### Records from a collection
- - - -
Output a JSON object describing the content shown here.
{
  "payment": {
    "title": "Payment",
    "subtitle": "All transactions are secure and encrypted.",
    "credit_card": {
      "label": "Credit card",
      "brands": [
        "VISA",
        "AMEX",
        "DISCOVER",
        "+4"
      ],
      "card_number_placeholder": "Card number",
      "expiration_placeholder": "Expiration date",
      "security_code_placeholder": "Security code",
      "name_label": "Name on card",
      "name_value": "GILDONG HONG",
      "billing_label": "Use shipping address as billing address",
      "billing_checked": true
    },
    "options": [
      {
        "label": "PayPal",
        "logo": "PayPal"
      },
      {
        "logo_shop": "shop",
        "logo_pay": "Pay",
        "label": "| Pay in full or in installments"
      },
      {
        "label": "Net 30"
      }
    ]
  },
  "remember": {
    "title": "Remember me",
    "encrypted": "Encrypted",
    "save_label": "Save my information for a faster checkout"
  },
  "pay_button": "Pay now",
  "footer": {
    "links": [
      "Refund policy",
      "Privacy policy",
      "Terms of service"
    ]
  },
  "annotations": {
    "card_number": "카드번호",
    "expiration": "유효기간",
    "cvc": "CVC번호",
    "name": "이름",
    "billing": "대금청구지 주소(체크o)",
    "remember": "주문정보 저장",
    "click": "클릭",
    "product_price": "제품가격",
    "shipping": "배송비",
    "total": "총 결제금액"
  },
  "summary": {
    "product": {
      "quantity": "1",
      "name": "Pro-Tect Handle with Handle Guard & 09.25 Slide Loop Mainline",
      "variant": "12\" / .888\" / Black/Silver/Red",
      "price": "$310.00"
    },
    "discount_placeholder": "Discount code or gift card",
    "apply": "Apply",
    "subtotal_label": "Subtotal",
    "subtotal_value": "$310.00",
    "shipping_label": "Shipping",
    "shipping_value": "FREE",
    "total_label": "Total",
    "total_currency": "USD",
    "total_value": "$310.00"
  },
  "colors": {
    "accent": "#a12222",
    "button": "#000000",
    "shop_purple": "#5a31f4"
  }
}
- - - -
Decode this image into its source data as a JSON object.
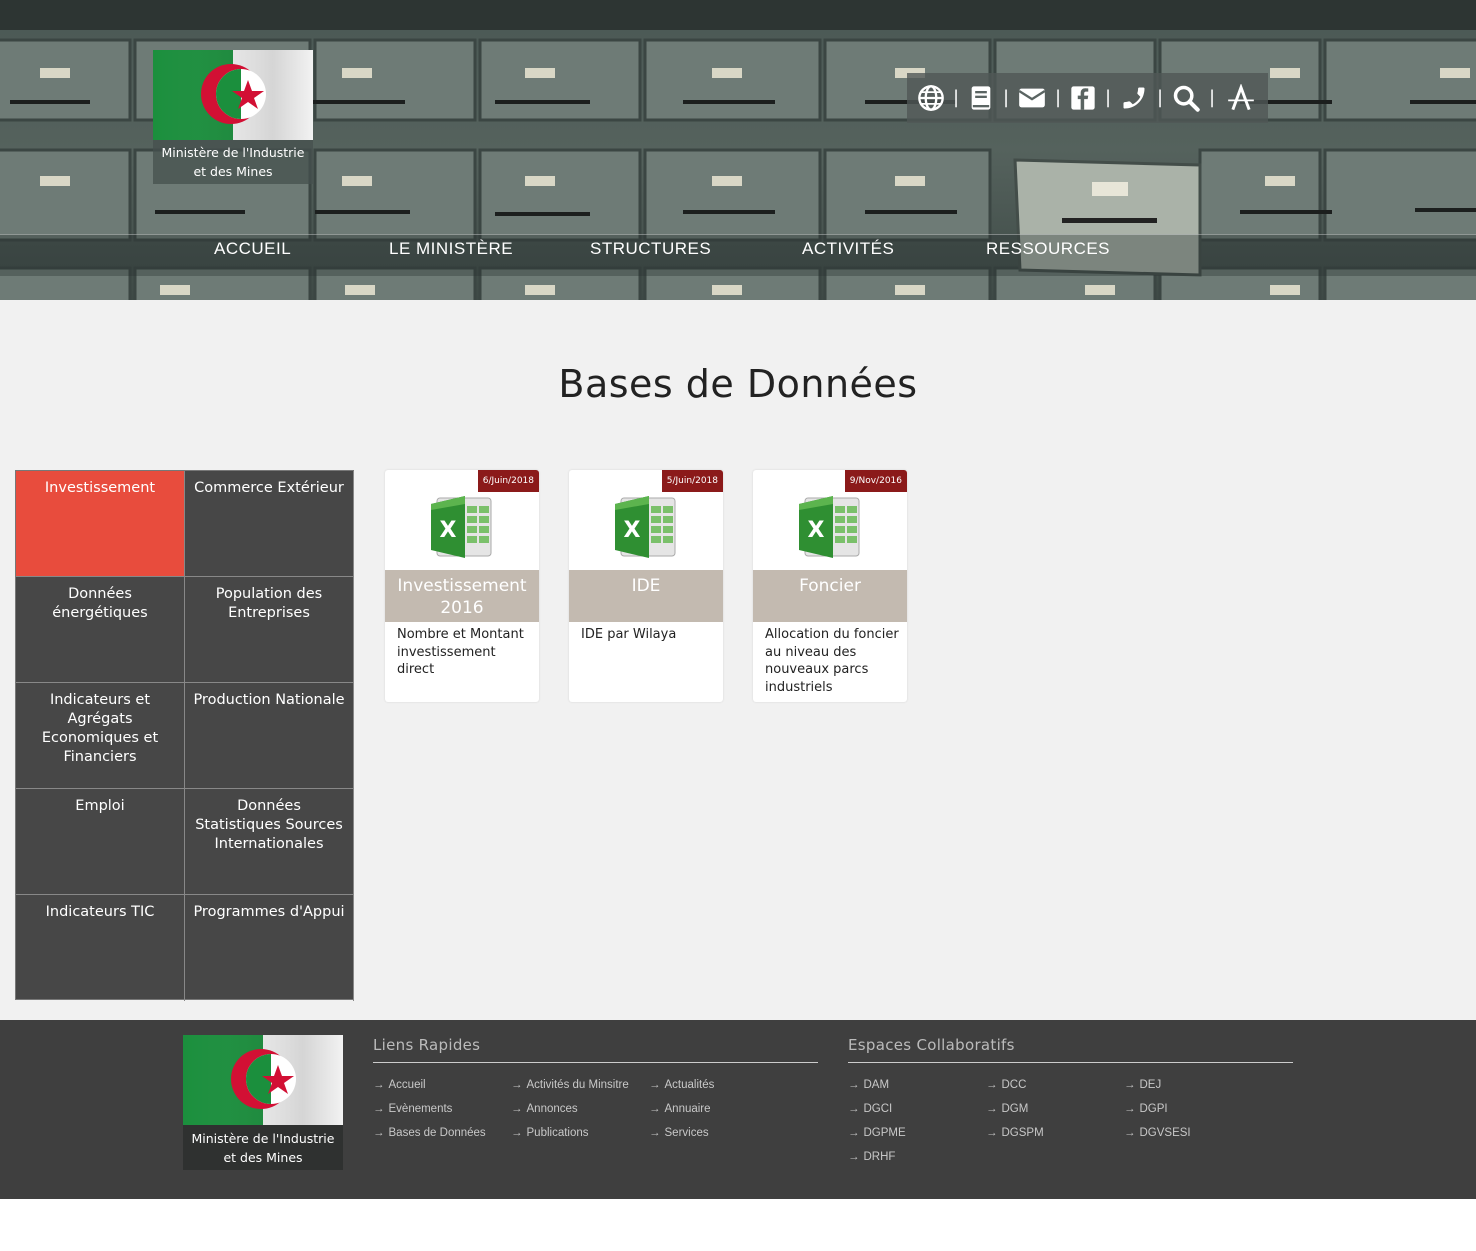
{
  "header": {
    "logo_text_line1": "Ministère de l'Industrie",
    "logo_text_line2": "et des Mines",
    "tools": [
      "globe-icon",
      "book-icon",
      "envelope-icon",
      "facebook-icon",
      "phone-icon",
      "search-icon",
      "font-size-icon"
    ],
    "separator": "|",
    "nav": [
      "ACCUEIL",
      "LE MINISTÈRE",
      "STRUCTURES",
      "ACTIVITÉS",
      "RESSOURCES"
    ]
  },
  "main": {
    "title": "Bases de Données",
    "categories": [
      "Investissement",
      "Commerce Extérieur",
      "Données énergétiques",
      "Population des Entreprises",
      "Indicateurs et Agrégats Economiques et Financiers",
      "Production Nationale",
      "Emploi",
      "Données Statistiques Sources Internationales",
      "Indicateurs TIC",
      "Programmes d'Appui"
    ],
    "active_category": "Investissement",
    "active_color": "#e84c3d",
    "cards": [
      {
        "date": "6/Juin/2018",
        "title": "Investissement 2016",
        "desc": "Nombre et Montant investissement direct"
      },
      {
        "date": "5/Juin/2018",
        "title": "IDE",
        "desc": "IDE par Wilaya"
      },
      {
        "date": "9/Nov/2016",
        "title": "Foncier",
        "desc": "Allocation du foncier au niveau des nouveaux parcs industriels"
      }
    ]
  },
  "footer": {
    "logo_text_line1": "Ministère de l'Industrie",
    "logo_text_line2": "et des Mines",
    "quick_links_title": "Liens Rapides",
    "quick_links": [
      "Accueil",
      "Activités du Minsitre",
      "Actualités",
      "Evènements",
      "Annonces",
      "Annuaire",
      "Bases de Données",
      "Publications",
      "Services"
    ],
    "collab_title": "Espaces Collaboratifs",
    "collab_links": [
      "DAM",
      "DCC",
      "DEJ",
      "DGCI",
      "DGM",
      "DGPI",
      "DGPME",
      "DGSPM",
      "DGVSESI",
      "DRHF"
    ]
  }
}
- - - -
### Your task
List all lines holding the string "Bases".

### Answer to the exercise
    "title": "Bases de Données",
      "Bases de Données",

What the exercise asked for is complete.